Problem statement:
Each line containing the word "abilitazione" needs to be copied.

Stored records
▬▬▬
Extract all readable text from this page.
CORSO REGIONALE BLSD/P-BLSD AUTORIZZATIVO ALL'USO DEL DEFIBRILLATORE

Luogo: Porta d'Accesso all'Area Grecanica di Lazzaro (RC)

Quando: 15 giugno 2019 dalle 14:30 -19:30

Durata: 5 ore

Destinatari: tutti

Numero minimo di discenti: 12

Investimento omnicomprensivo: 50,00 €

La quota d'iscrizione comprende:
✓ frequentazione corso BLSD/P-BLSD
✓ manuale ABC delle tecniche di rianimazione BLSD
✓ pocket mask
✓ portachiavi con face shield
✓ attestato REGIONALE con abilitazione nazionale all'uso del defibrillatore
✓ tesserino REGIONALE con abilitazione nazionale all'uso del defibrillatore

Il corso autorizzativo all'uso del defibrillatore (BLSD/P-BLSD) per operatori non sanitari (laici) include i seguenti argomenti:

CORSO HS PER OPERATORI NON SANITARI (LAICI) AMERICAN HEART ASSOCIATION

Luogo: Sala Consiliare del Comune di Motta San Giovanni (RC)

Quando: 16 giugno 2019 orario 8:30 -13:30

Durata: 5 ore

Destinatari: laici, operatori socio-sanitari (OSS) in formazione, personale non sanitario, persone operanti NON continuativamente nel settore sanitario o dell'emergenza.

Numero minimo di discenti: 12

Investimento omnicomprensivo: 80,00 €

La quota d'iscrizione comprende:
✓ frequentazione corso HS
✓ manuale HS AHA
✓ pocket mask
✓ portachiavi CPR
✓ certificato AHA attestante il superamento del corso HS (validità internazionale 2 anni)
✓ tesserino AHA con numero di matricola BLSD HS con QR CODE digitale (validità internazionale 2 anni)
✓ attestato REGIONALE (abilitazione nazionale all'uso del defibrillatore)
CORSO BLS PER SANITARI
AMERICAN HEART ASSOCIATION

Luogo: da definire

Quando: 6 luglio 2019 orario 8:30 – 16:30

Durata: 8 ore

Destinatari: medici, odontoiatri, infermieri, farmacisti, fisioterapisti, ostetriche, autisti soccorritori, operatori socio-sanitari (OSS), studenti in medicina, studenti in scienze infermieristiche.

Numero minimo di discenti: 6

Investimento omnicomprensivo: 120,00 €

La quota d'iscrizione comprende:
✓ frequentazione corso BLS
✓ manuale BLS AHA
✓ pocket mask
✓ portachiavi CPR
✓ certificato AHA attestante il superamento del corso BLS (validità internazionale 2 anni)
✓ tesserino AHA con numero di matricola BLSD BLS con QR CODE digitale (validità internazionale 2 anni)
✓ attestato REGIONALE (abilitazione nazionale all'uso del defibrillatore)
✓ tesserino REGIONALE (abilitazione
▬▬▬
The answer:
✓ attestato REGIONALE con abilitazione nazionale all'uso del defibrillatore
✓ tesserino REGIONALE con abilitazione nazionale all'uso del defibrillatore
✓ attestato REGIONALE (abilitazione nazionale all'uso del defibrillatore)
✓ attestato REGIONALE (abilitazione nazionale all'uso del defibrillatore)
✓ tesserino REGIONALE (abilitazione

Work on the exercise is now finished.